Work to do
Reproduce the listing word for word. Skip any image.

(Saved data entries)
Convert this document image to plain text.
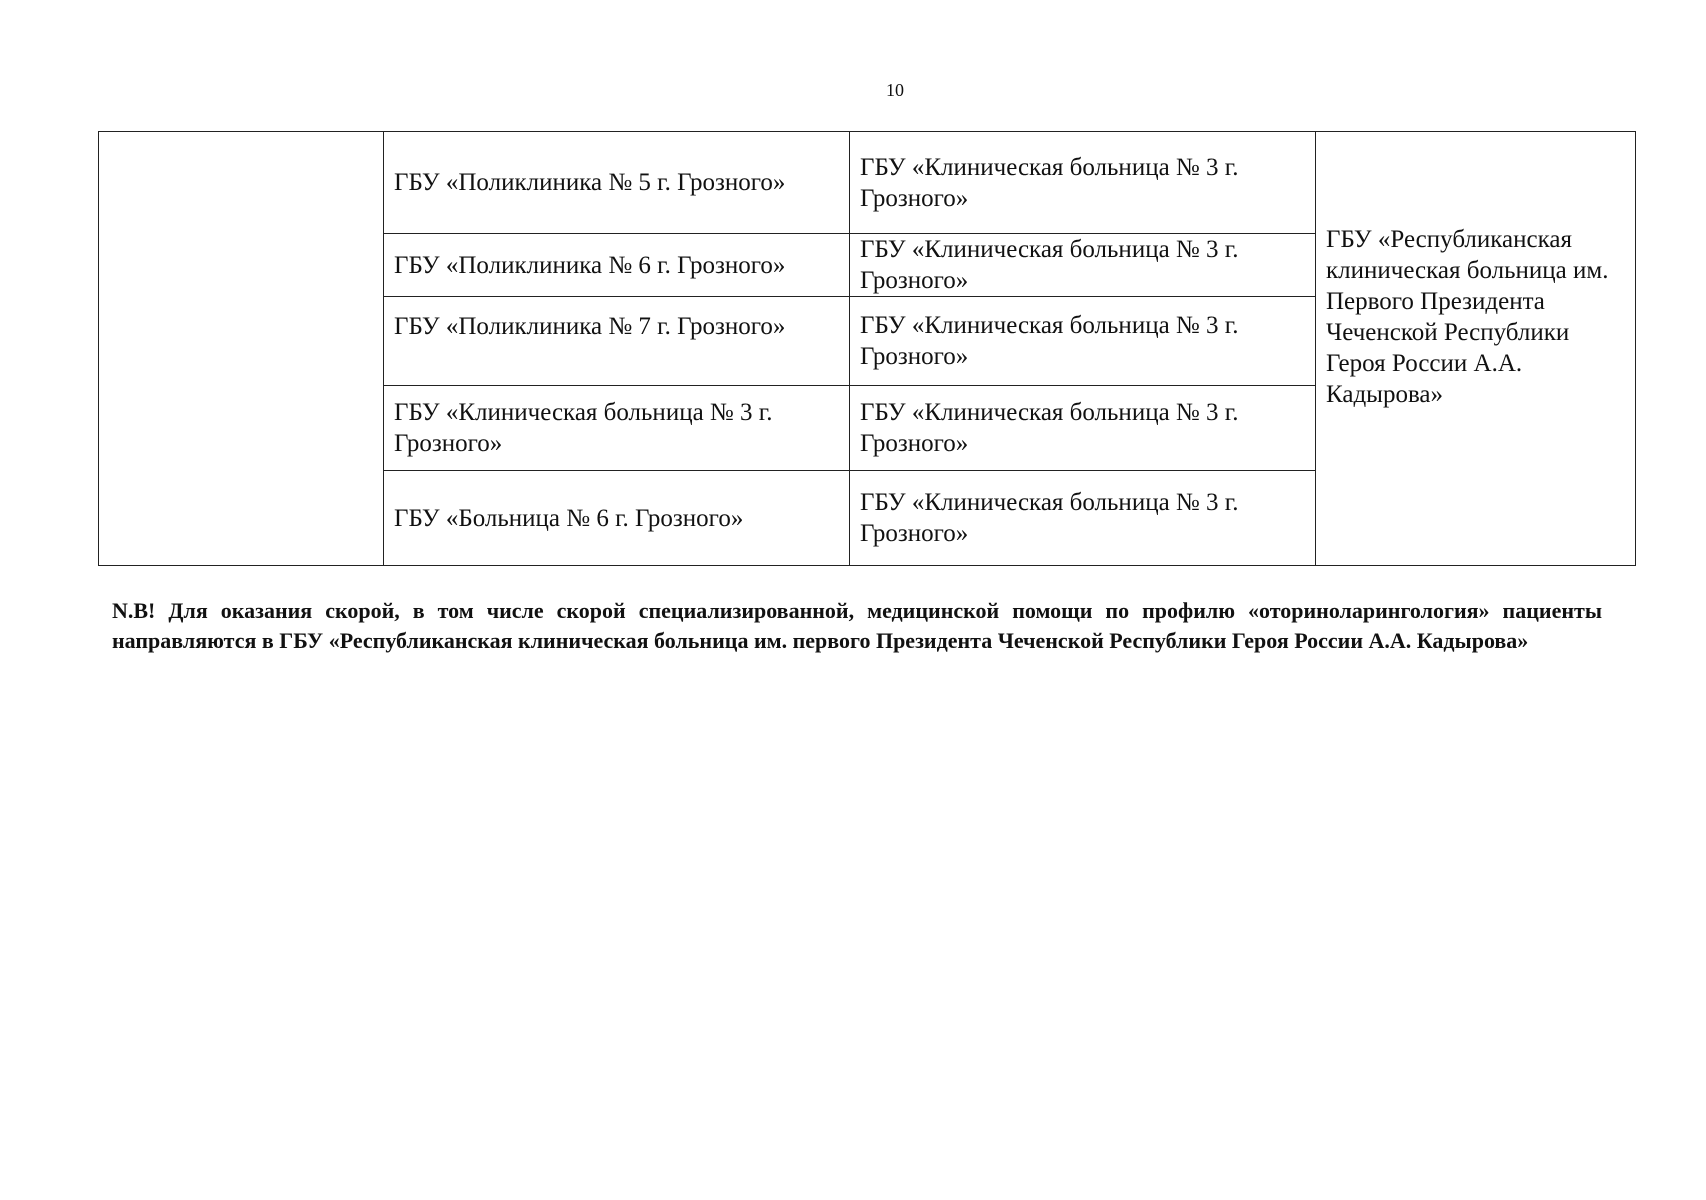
10
	ГБУ «Поликлиника № 5 г. Грозного»	ГБУ «Клиническая больница № 3 г. Грозного»	ГБУ «Республиканская клиническая больница им. Первого Президента Чеченской Республики Героя России А.А. Кадырова»
	ГБУ «Поликлиника № 6 г. Грозного»	ГБУ «Клиническая больница № 3 г. Грозного»	
	ГБУ «Поликлиника № 7 г. Грозного»	ГБУ «Клиническая больница № 3 г. Грозного»	
	ГБУ «Клиническая больница № 3 г. Грозного»	ГБУ «Клиническая больница № 3 г. Грозного»	
	ГБУ «Больница № 6 г. Грозного»	ГБУ «Клиническая больница № 3 г. Грозного»	
N.B! Для оказания скорой, в том числе скорой специализированной, медицинской помощи по профилю «оториноларингология» пациенты направляются в ГБУ «Республиканская клиническая больница им. первого Президента Чеченской Республики Героя России А.А. Кадырова»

Response to this exercise
Convert this document image to plain text.
10
	ГБУ «Поликлиника № 5 г. Грозного»	ГБУ «Клиническая больница № 3 г. Грозного»	ГБУ «Республиканская клиническая больница им. Первого Президента Чеченской Республики Героя России А.А. Кадырова»
	ГБУ «Поликлиника № 6 г. Грозного»	ГБУ «Клиническая больница № 3 г. Грозного»	
	ГБУ «Поликлиника № 7 г. Грозного»	ГБУ «Клиническая больница № 3 г. Грозного»	
	ГБУ «Клиническая больница № 3 г. Грозного»	ГБУ «Клиническая больница № 3 г. Грозного»	
	ГБУ «Больница № 6 г. Грозного»	ГБУ «Клиническая больница № 3 г. Грозного»	
N.B! Для оказания скорой, в том числе скорой специализированной, медицинской помощи по профилю «оториноларингология» пациенты направляются в ГБУ «Республиканская клиническая больница им. первого Президента Чеченской Республики Героя России А.А. Кадырова»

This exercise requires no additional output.